# START OF Extracted records
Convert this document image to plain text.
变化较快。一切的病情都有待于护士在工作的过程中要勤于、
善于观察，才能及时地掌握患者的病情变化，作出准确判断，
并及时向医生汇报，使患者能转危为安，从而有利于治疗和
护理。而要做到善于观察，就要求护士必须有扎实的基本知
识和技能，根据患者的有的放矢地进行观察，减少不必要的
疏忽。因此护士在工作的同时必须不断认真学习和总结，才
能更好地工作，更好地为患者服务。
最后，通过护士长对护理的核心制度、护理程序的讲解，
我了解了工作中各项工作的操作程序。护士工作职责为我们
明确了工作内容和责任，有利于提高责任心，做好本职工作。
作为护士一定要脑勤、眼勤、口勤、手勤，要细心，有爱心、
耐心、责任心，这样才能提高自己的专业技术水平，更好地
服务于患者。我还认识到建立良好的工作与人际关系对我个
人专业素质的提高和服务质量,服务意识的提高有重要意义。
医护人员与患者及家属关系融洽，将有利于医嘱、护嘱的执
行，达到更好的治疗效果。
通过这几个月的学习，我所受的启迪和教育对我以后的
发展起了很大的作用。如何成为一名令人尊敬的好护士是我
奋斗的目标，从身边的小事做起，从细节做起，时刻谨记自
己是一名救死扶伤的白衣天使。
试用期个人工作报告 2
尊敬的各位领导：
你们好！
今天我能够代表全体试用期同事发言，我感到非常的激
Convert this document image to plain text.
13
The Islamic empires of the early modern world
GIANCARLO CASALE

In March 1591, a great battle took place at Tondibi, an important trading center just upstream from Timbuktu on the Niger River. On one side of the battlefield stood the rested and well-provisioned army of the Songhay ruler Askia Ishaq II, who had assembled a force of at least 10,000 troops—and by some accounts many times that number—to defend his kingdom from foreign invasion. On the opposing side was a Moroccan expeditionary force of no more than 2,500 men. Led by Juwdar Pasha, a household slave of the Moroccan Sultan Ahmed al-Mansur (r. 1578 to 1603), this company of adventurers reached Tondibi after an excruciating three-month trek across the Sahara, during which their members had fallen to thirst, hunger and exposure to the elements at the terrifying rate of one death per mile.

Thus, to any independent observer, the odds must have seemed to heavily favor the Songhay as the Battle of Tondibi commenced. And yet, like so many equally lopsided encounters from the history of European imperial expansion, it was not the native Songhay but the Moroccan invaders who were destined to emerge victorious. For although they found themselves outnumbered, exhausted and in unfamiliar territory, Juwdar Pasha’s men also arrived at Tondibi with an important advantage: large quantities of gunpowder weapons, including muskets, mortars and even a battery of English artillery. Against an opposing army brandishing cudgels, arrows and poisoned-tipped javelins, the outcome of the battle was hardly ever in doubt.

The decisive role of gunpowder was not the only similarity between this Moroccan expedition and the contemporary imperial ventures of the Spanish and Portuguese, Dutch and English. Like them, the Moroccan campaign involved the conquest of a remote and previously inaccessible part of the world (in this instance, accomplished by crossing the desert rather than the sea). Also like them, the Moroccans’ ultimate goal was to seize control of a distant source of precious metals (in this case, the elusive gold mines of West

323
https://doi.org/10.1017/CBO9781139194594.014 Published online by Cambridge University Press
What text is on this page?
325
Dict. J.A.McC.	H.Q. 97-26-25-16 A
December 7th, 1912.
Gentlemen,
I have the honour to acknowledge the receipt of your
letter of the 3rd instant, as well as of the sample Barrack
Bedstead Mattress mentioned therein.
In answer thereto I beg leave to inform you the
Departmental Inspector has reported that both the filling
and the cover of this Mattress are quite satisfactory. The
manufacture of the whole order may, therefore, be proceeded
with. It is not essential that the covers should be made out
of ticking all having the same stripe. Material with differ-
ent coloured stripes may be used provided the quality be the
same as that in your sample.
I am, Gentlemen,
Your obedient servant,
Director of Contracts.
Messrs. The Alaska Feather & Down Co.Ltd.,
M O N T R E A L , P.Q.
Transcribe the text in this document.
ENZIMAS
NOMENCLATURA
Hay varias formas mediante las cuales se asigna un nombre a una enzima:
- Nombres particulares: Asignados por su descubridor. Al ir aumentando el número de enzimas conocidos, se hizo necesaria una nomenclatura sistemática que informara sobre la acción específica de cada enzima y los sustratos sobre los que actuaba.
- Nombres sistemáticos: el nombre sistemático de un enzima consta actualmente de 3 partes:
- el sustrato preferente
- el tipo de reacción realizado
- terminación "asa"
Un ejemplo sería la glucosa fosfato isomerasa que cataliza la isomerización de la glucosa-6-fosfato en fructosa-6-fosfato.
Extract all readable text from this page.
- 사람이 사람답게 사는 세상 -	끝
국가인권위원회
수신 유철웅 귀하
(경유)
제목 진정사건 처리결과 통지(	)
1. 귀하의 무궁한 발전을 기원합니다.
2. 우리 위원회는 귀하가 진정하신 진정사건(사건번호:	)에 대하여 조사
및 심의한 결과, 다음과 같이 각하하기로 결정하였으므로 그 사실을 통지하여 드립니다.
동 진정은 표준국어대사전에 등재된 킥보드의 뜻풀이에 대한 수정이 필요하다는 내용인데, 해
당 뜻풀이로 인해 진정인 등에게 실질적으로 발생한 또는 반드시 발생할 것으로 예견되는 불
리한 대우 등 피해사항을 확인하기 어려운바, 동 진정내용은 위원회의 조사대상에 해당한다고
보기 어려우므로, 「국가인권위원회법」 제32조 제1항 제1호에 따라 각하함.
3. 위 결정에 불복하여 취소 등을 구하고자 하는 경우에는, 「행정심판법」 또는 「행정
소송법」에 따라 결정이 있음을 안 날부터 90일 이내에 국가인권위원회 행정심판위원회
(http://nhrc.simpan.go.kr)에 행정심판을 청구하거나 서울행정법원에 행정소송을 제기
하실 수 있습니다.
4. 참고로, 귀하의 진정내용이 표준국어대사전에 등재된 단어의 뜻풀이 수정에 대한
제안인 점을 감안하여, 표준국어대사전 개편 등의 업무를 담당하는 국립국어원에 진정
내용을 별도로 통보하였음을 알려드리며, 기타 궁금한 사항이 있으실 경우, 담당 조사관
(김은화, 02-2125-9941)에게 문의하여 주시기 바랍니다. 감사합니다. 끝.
# END OF Extracted records
:: Set task ::
Write out the entries above word for word.

:: Answer in full ::
Convert this document image to plain text.
变化较快。一切的病情都有待于护士在工作的过程中要勤于、
善于观察，才能及时地掌握患者的病情变化，作出准确判断，
并及时向医生汇报，使患者能转危为安，从而有利于治疗和
护理。而要做到善于观察，就要求护士必须有扎实的基本知
识和技能，根据患者的有的放矢地进行观察，减少不必要的
疏忽。因此护士在工作的同时必须不断认真学习和总结，才
能更好地工作，更好地为患者服务。
最后，通过护士长对护理的核心制度、护理程序的讲解，
我了解了工作中各项工作的操作程序。护士工作职责为我们
明确了工作内容和责任，有利于提高责任心，做好本职工作。
作为护士一定要脑勤、眼勤、口勤、手勤，要细心，有爱心、
耐心、责任心，这样才能提高自己的专业技术水平，更好地
服务于患者。我还认识到建立良好的工作与人际关系对我个
人专业素质的提高和服务质量,服务意识的提高有重要意义。
医护人员与患者及家属关系融洽，将有利于医嘱、护嘱的执
行，达到更好的治疗效果。
通过这几个月的学习，我所受的启迪和教育对我以后的
发展起了很大的作用。如何成为一名令人尊敬的好护士是我
奋斗的目标，从身边的小事做起，从细节做起，时刻谨记自
己是一名救死扶伤的白衣天使。
试用期个人工作报告 2
尊敬的各位领导：
你们好！
今天我能够代表全体试用期同事发言，我感到非常的激
Convert this document image to plain text.
13
The Islamic empires of the early modern world
GIANCARLO CASALE

In March 1591, a great battle took place at Tondibi, an important trading center just upstream from Timbuktu on the Niger River. On one side of the battlefield stood the rested and well-provisioned army of the Songhay ruler Askia Ishaq II, who had assembled a force of at least 10,000 troops—and by some accounts many times that number—to defend his kingdom from foreign invasion. On the opposing side was a Moroccan expeditionary force of no more than 2,500 men. Led by Juwdar Pasha, a household slave of the Moroccan Sultan Ahmed al-Mansur (r. 1578 to 1603), this company of adventurers reached Tondibi after an excruciating three-month trek across the Sahara, during which their members had fallen to thirst, hunger and exposure to the elements at the terrifying rate of one death per mile.

Thus, to any independent observer, the odds must have seemed to heavily favor the Songhay as the Battle of Tondibi commenced. And yet, like so many equally lopsided encounters from the history of European imperial expansion, it was not the native Songhay but the Moroccan invaders who were destined to emerge victorious. For although they found themselves outnumbered, exhausted and in unfamiliar territory, Juwdar Pasha’s men also arrived at Tondibi with an important advantage: large quantities of gunpowder weapons, including muskets, mortars and even a battery of English artillery. Against an opposing army brandishing cudgels, arrows and poisoned-tipped javelins, the outcome of the battle was hardly ever in doubt.

The decisive role of gunpowder was not the only similarity between this Moroccan expedition and the contemporary imperial ventures of the Spanish and Portuguese, Dutch and English. Like them, the Moroccan campaign involved the conquest of a remote and previously inaccessible part of the world (in this instance, accomplished by crossing the desert rather than the sea). Also like them, the Moroccans’ ultimate goal was to seize control of a distant source of precious metals (in this case, the elusive gold mines of West

323
https://doi.org/10.1017/CBO9781139194594.014 Published online by Cambridge University Press
What text is on this page?
325
Dict. J.A.McC.	H.Q. 97-26-25-16 A
December 7th, 1912.
Gentlemen,
I have the honour to acknowledge the receipt of your
letter of the 3rd instant, as well as of the sample Barrack
Bedstead Mattress mentioned therein.
In answer thereto I beg leave to inform you the
Departmental Inspector has reported that both the filling
and the cover of this Mattress are quite satisfactory. The
manufacture of the whole order may, therefore, be proceeded
with. It is not essential that the covers should be made out
of ticking all having the same stripe. Material with differ-
ent coloured stripes may be used provided the quality be the
same as that in your sample.
I am, Gentlemen,
Your obedient servant,
Director of Contracts.
Messrs. The Alaska Feather & Down Co.Ltd.,
M O N T R E A L , P.Q.
Transcribe the text in this document.
ENZIMAS
NOMENCLATURA
Hay varias formas mediante las cuales se asigna un nombre a una enzima:
- Nombres particulares: Asignados por su descubridor. Al ir aumentando el número de enzimas conocidos, se hizo necesaria una nomenclatura sistemática que informara sobre la acción específica de cada enzima y los sustratos sobre los que actuaba.
- Nombres sistemáticos: el nombre sistemático de un enzima consta actualmente de 3 partes:
- el sustrato preferente
- el tipo de reacción realizado
- terminación "asa"
Un ejemplo sería la glucosa fosfato isomerasa que cataliza la isomerización de la glucosa-6-fosfato en fructosa-6-fosfato.
Extract all readable text from this page.
- 사람이 사람답게 사는 세상 -	끝
국가인권위원회
수신 유철웅 귀하
(경유)
제목 진정사건 처리결과 통지(	)
1. 귀하의 무궁한 발전을 기원합니다.
2. 우리 위원회는 귀하가 진정하신 진정사건(사건번호:	)에 대하여 조사
및 심의한 결과, 다음과 같이 각하하기로 결정하였으므로 그 사실을 통지하여 드립니다.
동 진정은 표준국어대사전에 등재된 킥보드의 뜻풀이에 대한 수정이 필요하다는 내용인데, 해
당 뜻풀이로 인해 진정인 등에게 실질적으로 발생한 또는 반드시 발생할 것으로 예견되는 불
리한 대우 등 피해사항을 확인하기 어려운바, 동 진정내용은 위원회의 조사대상에 해당한다고
보기 어려우므로, 「국가인권위원회법」 제32조 제1항 제1호에 따라 각하함.
3. 위 결정에 불복하여 취소 등을 구하고자 하는 경우에는, 「행정심판법」 또는 「행정
소송법」에 따라 결정이 있음을 안 날부터 90일 이내에 국가인권위원회 행정심판위원회
(http://nhrc.simpan.go.kr)에 행정심판을 청구하거나 서울행정법원에 행정소송을 제기
하실 수 있습니다.
4. 참고로, 귀하의 진정내용이 표준국어대사전에 등재된 단어의 뜻풀이 수정에 대한
제안인 점을 감안하여, 표준국어대사전 개편 등의 업무를 담당하는 국립국어원에 진정
내용을 별도로 통보하였음을 알려드리며, 기타 궁금한 사항이 있으실 경우, 담당 조사관
(김은화, 02-2125-9941)에게 문의하여 주시기 바랍니다. 감사합니다. 끝.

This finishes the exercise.